● Provided text:
********************
Headers and debugging

X-Cache

On each web request by Varnish, we set an X-Cache header. It will look like:

X-Cache: cp26 HIT (5)

cp26 is the cache proxy who served the request, HIT indicates the request was served from the cache, (5) indicates the amount of times the object was accessed (so in this case the page was served from the cache for the 5th time). If the request was passed to the backend, the header would contain MISS (0) instead of HIT (5). This could be useful to see if Varnish could have accidentally cached an error.

Note: due to a bug in Varnish, obj.hits won’t be reset after a ban was applied.

X-WikiTide-Debug

Using the X-WikiTide-Debug header, you can force the request to be passed to a certain backend. For example, requests with the header X-WikiTide-Debug: test151.wikitide.net will always be passed (regardless of whether it could be served from the cache or not) to test151.

X-WikiTide-Debug also requires an access key sent via X-WikiTide-Debug-Access-Key, unless the request is made from a server from our own internal infrastructure (from one of our own IP ranges). If you don’t have this access key, please ask another member of the Technology team.

You can also use the WikiTideDebug Chrome extension to proxy servers directly from your browser.

One-off purges (bans)

Credit: https://wikitech.wikimedia.org/wiki/Varnish
Normally, MediaWiki will purge cache objects with the PURGE protocol. However, sometimes you want to purge more than object (or you want an easier way to purge objects across the fleet without using MediaWiki). This can be done using the banning feature in varnishadm. Despite its scary name, banning only ensures that all cached objects matching the given criteria (e.g. req.http.Host == meta.miraheze.org) won’t be used anymore.

Due to performance concerns, it’s recommended that this feature is only used when needed. While Miraheze’s appservers can handle the current amount of traffic (warning: this is a dangerous assumption), we should aim for the highest cache hit rate as possible.

While you can supply the ban command and its arguments directly as an argument to varnishadm, I recommend you just open the varnishadm shell prompt: sudo varnishadm

Every ban can be supplied with the “ban” command. This must be done on all cache proxies. Using the == (strict, no regex) and ~ (regex) operators, you can specify the criteria. For example: to ban all /w/load.php objects for allthetropes.org:

varnish> ban req.http.Host == allthetropes.org && req.url ~ "^/w/load.php"
********************
● Page layout parsing data:
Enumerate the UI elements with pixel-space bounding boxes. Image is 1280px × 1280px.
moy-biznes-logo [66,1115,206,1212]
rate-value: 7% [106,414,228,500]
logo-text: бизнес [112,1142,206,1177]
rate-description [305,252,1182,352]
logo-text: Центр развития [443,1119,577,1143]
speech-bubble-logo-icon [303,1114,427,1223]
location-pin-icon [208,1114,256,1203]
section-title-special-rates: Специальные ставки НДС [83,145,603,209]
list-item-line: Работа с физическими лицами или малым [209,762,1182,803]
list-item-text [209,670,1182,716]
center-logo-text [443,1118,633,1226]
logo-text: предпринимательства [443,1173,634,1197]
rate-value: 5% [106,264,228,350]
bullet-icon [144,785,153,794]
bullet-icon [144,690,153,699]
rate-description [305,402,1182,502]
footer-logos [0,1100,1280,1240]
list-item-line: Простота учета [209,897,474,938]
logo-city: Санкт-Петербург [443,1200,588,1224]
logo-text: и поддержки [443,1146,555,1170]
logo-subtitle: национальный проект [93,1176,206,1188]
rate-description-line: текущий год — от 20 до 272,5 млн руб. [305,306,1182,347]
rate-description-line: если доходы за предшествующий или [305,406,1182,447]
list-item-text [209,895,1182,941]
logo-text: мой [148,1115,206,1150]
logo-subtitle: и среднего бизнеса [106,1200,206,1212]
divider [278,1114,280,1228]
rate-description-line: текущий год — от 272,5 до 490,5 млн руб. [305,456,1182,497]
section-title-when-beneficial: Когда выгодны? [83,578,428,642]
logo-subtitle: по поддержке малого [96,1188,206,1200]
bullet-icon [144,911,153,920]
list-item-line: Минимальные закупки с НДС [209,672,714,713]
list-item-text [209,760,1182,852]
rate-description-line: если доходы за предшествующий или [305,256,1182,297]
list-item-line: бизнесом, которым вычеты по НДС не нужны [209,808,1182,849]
********************
● Task set:
A. In the Varnish notes, what does the "(5)" in the header value "X-Cache: cp26 HIT (5)" indicate?
B. Please extend the Varnish notes with the next passage, starting after the ban command example for allthetropes.org.

● Answers per task:
A. It indicates how many times the object was accessed, so here the page was served from the cache for the fifth time.

B.
If you remove the req.http.Host == allthetropes.org && part, this would match ALL load.php objects, regardless of the wiki.

Or, to remove ALL 301 redirects for meta.miraheze.org:

varnish> ban obj.status == 301 && req.http.Host == meta.miraheze.org

Backend health checks

Varnish uses a Miraheze-configured backend health check (called probes). For Miraheze, it checks (for each appserver) each 5 seconds if https://meta.miraheze.org/wiki/Miraheze loads under 4 seconds. If an appserver fails to serve that page under 4 seconds (or the response does not have HTTP status code 200) for at least 2 out of 5 times, it will be marked as sick, and it will be depooled automatically until it looks healthy again.

Using the debug.health and backend.list commands in varnishadm, you can view the current health of all appservers.

Overriding health checks (e.g. depooling an appserver)

Sometimes, you want to override the health checks, for example, because you want to depool an appserver.

Using the backend.set_health command, you can manage the health status of an appserver. For example, to depool mw151 (again, ‘‘‘please ensure that you run this command on ALL cache proxies):

varnish> backend.set_health mw151 sick

This will mark the backend as sick (= depooled), and it will stay depooled regardless of the health checks, as long as Varnish wouldn’t be restarted (or the health set to good again).

If the health status of the backend should depend on the health checks (i.e., maintenance completed, appserver can be repooled), set the health status to auto:

varnish> backend.set_health mw151 auto

This allows Varnish probes to manage the backend health state again.